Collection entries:
"""
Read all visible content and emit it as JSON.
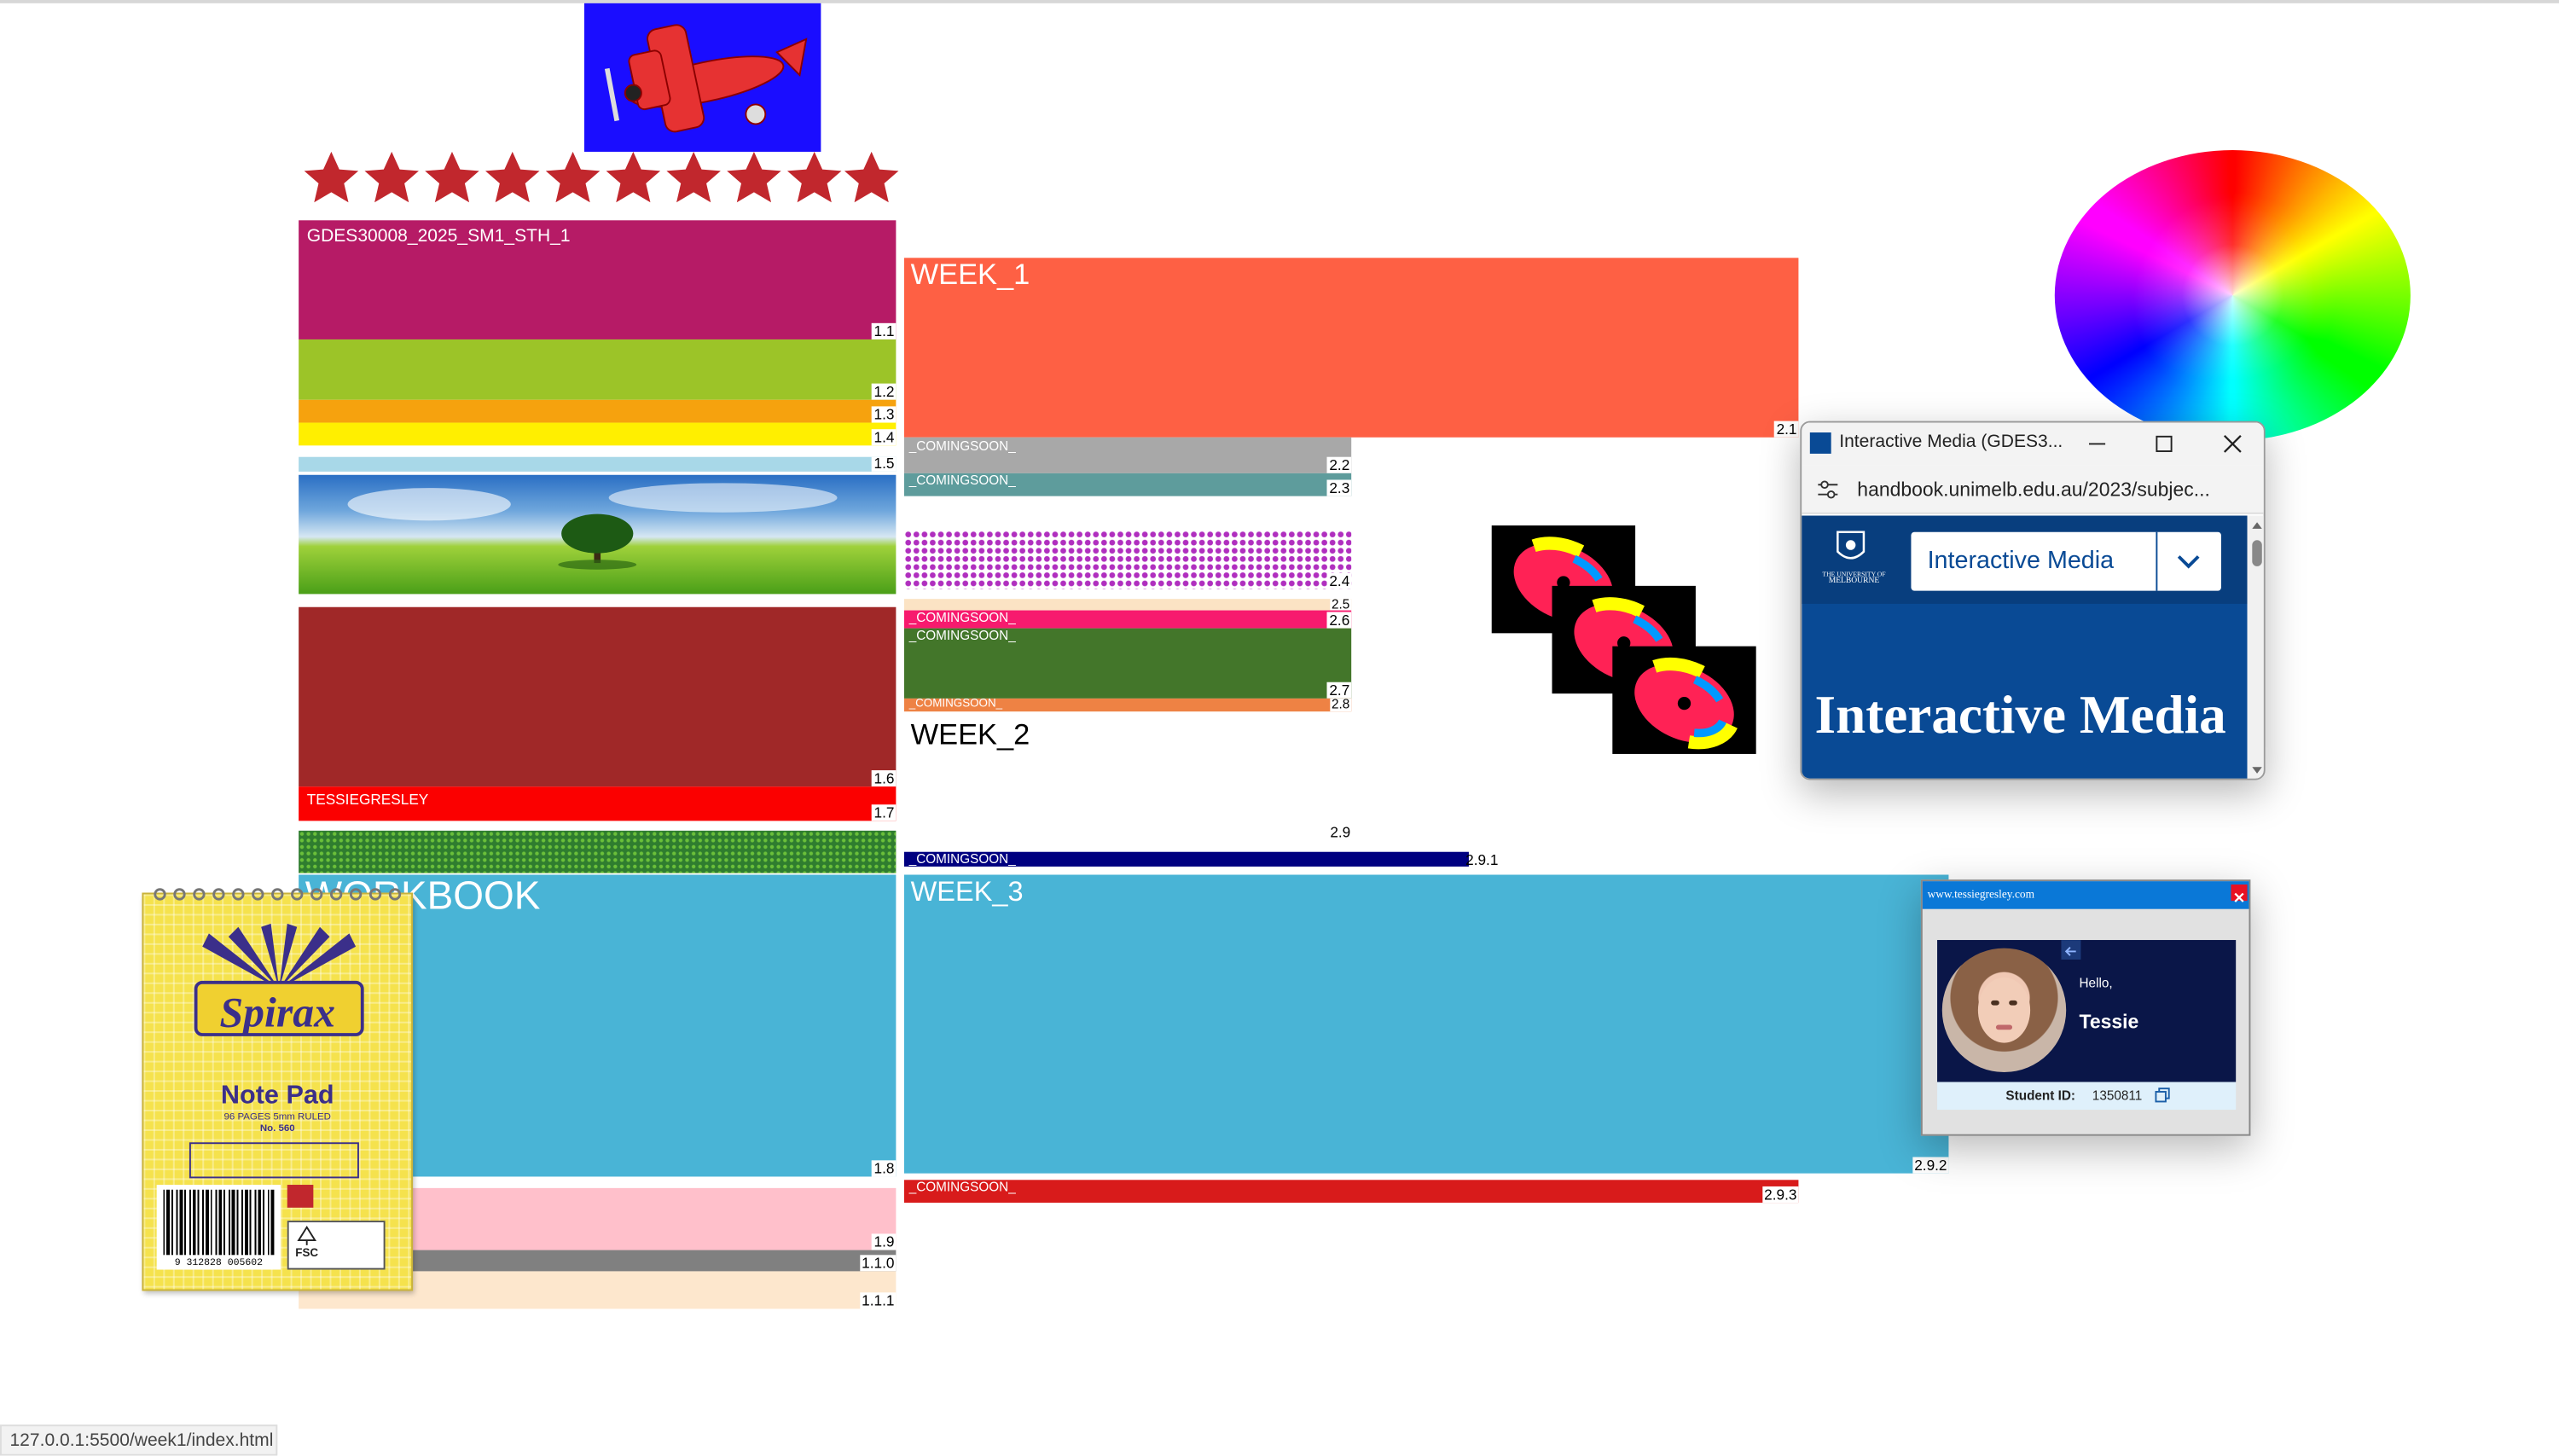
{
  "window": {
    "status_url": "127.0.0.1:5500/week1/index.html"
  },
  "colors": {
    "accent_red": "#c1272d",
    "uni_blue": "#094a95"
  },
  "course": {
    "code_label": "GDES30008_2025_SM1_STH_1",
    "name_label": "TESSIEGRESLEY",
    "workbook_title": "WORKBOOK"
  },
  "numbers": {
    "n1_1": "1.1",
    "n1_2": "1.2",
    "n1_3": "1.3",
    "n1_4": "1.4",
    "n1_5": "1.5",
    "n1_6": "1.6",
    "n1_7": "1.7",
    "n1_8": "1.8",
    "n1_9": "1.9",
    "n1_10": "1.1.0",
    "n1_11": "1.1.1",
    "n2_1": "2.1",
    "n2_2": "2.2",
    "n2_3": "2.3",
    "n2_4": "2.4",
    "n2_5": "2.5",
    "n2_6": "2.6",
    "n2_7": "2.7",
    "n2_8": "2.8",
    "n2_9": "2.9",
    "n2_9_1": "2.9.1",
    "n2_9_2": "2.9.2",
    "n2_9_3": "2.9.3"
  },
  "weeks": {
    "week1": "WEEK_1",
    "week2": "WEEK_2",
    "week3": "WEEK_3"
  },
  "coming_soon": "_COMINGSOON_",
  "notepad": {
    "brand": "Spirax",
    "title": "Note Pad",
    "pages": "96 PAGES 5mm RULED",
    "model": "No. 560",
    "barcode_digits": "9 312828 005602",
    "fsc": "FSC"
  },
  "browser_popup": {
    "tab_title": "Interactive Media (GDES3...",
    "url": "handbook.unimelb.edu.au/2023/subjec...",
    "dropdown_value": "Interactive Media",
    "heading": "Interactive Media",
    "uni_name_top": "THE UNIVERSITY OF",
    "uni_name_bottom": "MELBOURNE"
  },
  "profile_popup": {
    "url": "www.tessiegresley.com",
    "greeting": "Hello,",
    "name": "Tessie",
    "student_id_label": "Student ID:",
    "student_id_value": "1350811"
  },
  "icons": [
    "airplane-icon",
    "star-icon",
    "tune-icon",
    "chevron-down-icon",
    "minimize-icon",
    "maximize-icon",
    "close-icon",
    "copy-icon",
    "back-arrow-icon",
    "color-wheel-icon",
    "cd-icon"
  ]
}
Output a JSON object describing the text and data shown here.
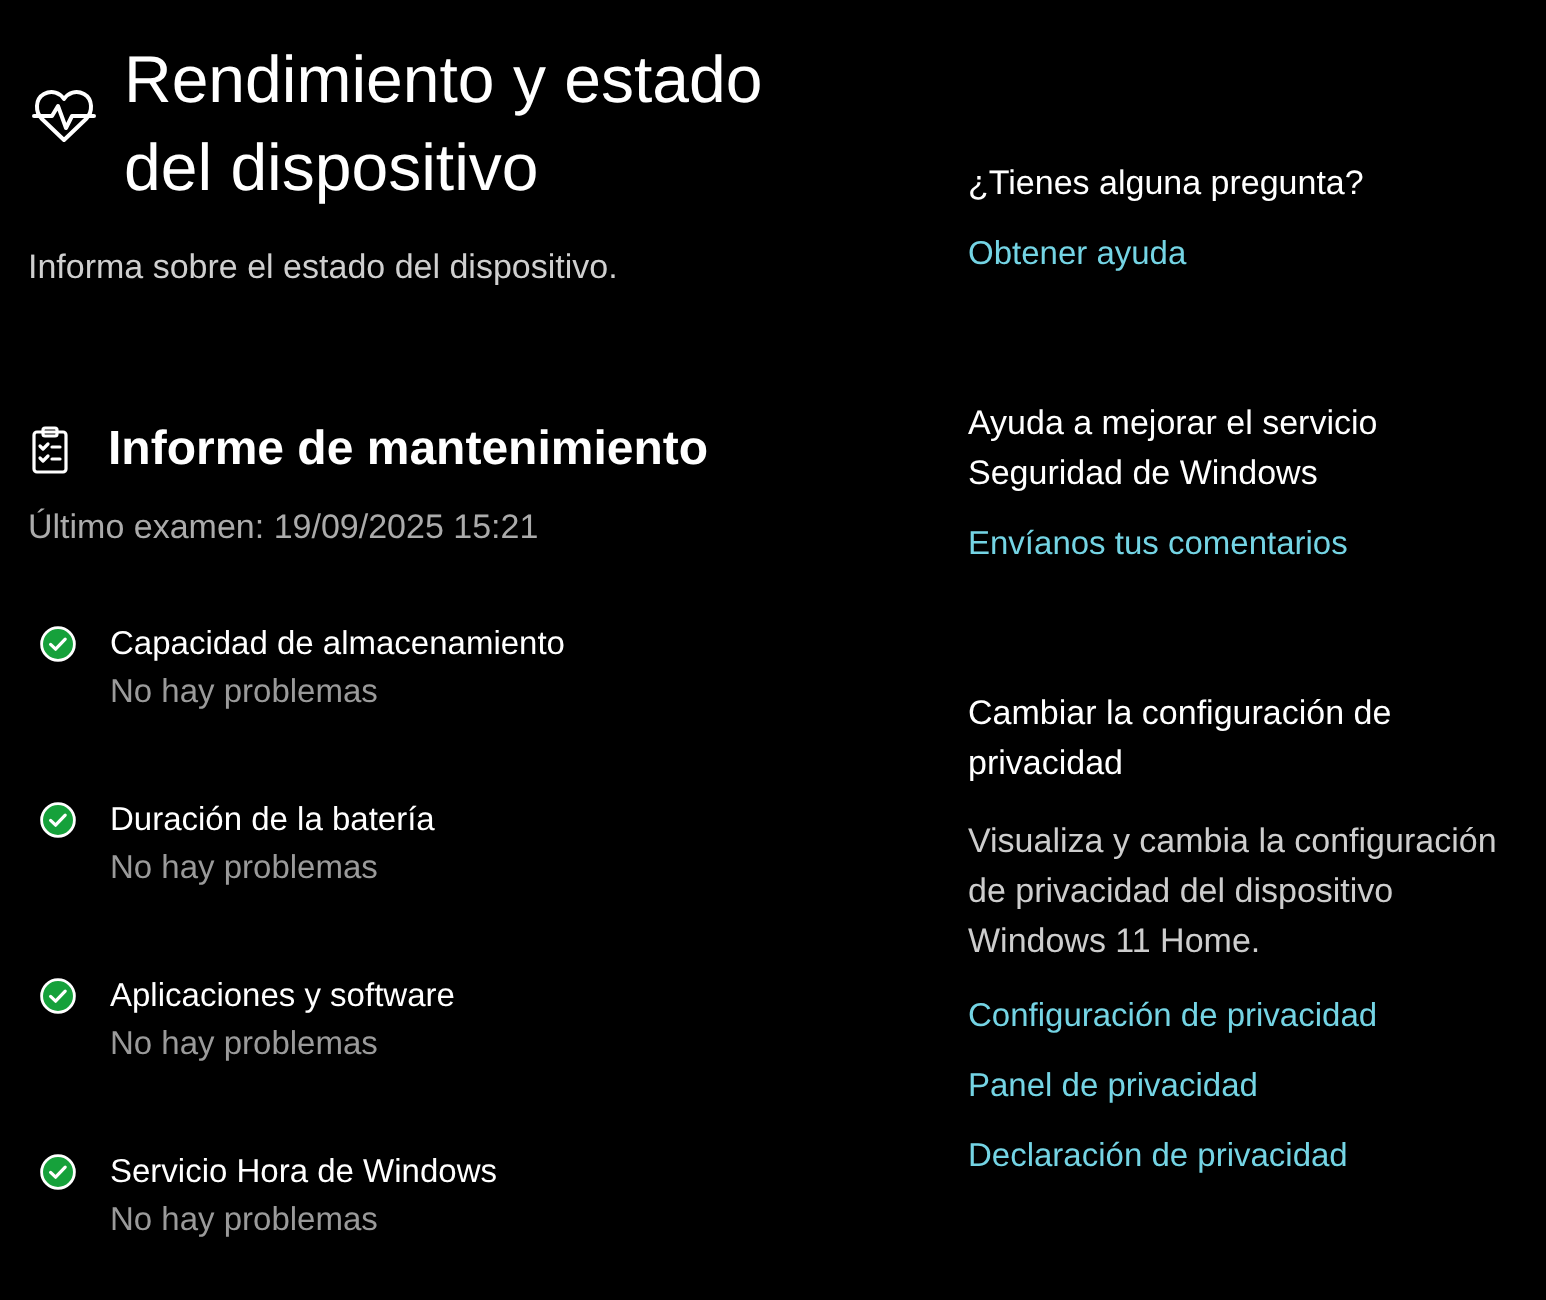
{
  "header": {
    "title": "Rendimiento y estado del dispositivo",
    "description": "Informa sobre el estado del dispositivo."
  },
  "report": {
    "title": "Informe de mantenimiento",
    "last_scan": "Último examen: 19/09/2025 15:21",
    "items": [
      {
        "name": "Capacidad de almacenamiento",
        "status": "No hay problemas"
      },
      {
        "name": "Duración de la batería",
        "status": "No hay problemas"
      },
      {
        "name": "Aplicaciones y software",
        "status": "No hay problemas"
      },
      {
        "name": "Servicio Hora de Windows",
        "status": "No hay problemas"
      }
    ]
  },
  "sidebar": {
    "sections": [
      {
        "heading": "¿Tienes alguna pregunta?",
        "links": [
          "Obtener ayuda"
        ]
      },
      {
        "heading": "Ayuda a mejorar el servicio Seguridad de Windows",
        "links": [
          "Envíanos tus comentarios"
        ]
      },
      {
        "heading": "Cambiar la configuración de privacidad",
        "description": "Visualiza y cambia la configuración de privacidad del dispositivo Windows 11 Home.",
        "links": [
          "Configuración de privacidad",
          "Panel de privacidad",
          "Declaración de privacidad"
        ]
      }
    ]
  }
}
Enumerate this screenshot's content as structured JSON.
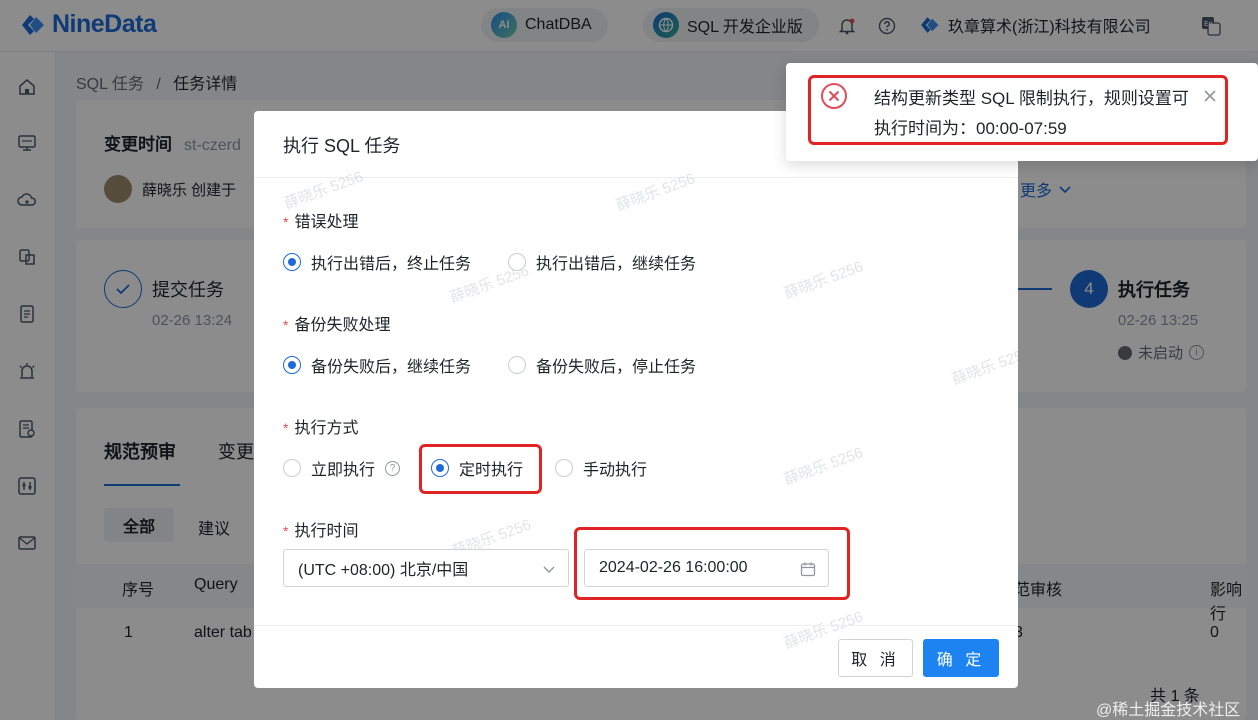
"""
Your objective
Report the number of lines in the listing above that include the word "heading", and nothing else.

Exercise response
4